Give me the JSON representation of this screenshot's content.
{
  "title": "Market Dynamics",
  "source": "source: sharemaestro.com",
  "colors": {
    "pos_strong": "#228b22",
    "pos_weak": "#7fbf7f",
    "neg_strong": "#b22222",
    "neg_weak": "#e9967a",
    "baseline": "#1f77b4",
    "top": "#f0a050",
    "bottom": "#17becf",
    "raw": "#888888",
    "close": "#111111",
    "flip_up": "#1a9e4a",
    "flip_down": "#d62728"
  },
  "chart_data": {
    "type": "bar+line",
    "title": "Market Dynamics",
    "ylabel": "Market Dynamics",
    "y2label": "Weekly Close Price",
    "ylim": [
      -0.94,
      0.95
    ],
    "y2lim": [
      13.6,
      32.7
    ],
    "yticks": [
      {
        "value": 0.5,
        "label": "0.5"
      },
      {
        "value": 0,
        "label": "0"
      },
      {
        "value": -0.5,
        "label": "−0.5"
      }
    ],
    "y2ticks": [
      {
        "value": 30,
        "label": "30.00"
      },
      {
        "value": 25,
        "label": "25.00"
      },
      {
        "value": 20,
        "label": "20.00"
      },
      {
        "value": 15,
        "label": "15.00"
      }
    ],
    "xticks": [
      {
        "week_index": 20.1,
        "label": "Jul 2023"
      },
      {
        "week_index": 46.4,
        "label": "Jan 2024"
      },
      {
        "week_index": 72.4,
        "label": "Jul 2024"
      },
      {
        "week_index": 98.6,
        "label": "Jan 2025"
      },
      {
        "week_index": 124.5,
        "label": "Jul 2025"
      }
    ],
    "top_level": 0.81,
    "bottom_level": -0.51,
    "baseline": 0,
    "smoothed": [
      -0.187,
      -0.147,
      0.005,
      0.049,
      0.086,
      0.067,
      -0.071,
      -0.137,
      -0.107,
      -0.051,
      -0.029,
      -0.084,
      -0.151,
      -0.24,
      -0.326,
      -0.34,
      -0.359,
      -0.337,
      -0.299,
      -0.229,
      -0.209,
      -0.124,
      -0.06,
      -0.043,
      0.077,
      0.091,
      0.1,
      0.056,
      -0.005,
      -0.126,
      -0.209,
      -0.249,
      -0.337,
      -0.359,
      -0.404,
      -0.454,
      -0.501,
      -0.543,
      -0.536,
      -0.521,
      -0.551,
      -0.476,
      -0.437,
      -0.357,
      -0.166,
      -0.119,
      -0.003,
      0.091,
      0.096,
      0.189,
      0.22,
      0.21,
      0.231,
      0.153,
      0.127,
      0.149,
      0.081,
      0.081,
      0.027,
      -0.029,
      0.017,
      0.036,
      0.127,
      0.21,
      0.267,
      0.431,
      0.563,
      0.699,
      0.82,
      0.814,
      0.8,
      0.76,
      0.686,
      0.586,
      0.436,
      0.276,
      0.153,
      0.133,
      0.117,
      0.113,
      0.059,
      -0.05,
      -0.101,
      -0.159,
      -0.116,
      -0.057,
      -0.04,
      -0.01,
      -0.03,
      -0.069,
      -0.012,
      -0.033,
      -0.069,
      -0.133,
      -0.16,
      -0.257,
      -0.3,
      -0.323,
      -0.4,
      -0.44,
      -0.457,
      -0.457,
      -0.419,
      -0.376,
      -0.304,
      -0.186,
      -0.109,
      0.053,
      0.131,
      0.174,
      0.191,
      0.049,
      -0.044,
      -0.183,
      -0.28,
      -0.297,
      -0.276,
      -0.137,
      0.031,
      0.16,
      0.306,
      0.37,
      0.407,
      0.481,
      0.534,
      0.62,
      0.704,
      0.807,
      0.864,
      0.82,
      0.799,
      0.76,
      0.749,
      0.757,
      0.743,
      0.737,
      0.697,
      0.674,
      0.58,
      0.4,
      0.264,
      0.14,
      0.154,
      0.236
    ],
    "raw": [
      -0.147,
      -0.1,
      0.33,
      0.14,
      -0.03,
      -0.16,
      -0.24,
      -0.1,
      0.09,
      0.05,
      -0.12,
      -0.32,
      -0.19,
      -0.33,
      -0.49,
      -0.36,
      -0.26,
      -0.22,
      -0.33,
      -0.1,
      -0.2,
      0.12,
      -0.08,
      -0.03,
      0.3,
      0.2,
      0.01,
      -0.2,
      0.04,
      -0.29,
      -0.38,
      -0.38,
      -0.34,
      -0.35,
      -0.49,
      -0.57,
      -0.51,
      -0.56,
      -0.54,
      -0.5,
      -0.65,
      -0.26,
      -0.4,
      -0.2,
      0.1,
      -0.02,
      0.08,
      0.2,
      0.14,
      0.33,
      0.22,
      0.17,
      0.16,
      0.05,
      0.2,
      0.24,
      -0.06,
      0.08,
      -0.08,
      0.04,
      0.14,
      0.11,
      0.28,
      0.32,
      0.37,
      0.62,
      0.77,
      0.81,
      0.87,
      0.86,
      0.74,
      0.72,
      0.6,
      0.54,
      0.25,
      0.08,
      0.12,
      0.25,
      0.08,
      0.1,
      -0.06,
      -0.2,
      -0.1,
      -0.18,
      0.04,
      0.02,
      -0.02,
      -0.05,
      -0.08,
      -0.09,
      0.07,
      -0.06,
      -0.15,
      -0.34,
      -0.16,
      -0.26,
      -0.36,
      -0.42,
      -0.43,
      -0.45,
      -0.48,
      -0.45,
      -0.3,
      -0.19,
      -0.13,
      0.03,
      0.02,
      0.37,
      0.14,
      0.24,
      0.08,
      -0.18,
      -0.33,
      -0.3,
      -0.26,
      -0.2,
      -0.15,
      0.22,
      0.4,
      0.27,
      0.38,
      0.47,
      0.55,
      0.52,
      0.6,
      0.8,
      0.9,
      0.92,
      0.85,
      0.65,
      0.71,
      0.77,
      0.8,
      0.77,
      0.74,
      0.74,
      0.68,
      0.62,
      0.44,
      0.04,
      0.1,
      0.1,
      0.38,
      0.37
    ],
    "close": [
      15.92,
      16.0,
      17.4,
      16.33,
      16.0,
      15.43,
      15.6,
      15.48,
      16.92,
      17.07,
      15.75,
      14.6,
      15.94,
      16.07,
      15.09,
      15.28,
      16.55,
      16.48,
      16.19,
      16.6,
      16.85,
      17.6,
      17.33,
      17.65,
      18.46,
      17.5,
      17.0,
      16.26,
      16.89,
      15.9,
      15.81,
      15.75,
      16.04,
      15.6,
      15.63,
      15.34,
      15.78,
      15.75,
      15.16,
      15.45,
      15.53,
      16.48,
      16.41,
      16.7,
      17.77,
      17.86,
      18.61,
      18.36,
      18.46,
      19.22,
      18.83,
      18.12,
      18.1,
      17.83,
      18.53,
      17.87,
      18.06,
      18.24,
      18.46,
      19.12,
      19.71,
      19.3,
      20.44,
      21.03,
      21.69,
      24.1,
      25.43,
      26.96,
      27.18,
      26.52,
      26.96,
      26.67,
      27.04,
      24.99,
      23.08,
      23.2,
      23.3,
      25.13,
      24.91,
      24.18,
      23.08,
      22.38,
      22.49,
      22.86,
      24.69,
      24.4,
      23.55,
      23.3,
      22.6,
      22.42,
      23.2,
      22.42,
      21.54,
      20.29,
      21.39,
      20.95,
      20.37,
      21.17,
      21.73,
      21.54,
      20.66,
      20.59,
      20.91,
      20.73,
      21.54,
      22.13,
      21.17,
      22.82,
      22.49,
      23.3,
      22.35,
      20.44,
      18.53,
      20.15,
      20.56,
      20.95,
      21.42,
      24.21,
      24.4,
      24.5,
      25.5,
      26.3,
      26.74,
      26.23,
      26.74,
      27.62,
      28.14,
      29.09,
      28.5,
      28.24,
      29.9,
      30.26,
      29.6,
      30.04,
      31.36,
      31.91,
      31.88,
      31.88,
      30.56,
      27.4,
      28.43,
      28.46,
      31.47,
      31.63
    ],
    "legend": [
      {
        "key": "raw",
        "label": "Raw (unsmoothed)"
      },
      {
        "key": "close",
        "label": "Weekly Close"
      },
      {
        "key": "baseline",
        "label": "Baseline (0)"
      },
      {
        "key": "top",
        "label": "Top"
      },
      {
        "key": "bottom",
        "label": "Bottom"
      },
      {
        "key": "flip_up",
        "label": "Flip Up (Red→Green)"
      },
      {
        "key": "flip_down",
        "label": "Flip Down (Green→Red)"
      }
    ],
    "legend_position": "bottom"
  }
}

= = = =

TASK OBJECTIVE
Go through the records and gather the lines that hold "title".

SOLUTION FOR THIS TASK
  "title": "Market Dynamics",
    "title": "Market Dynamics",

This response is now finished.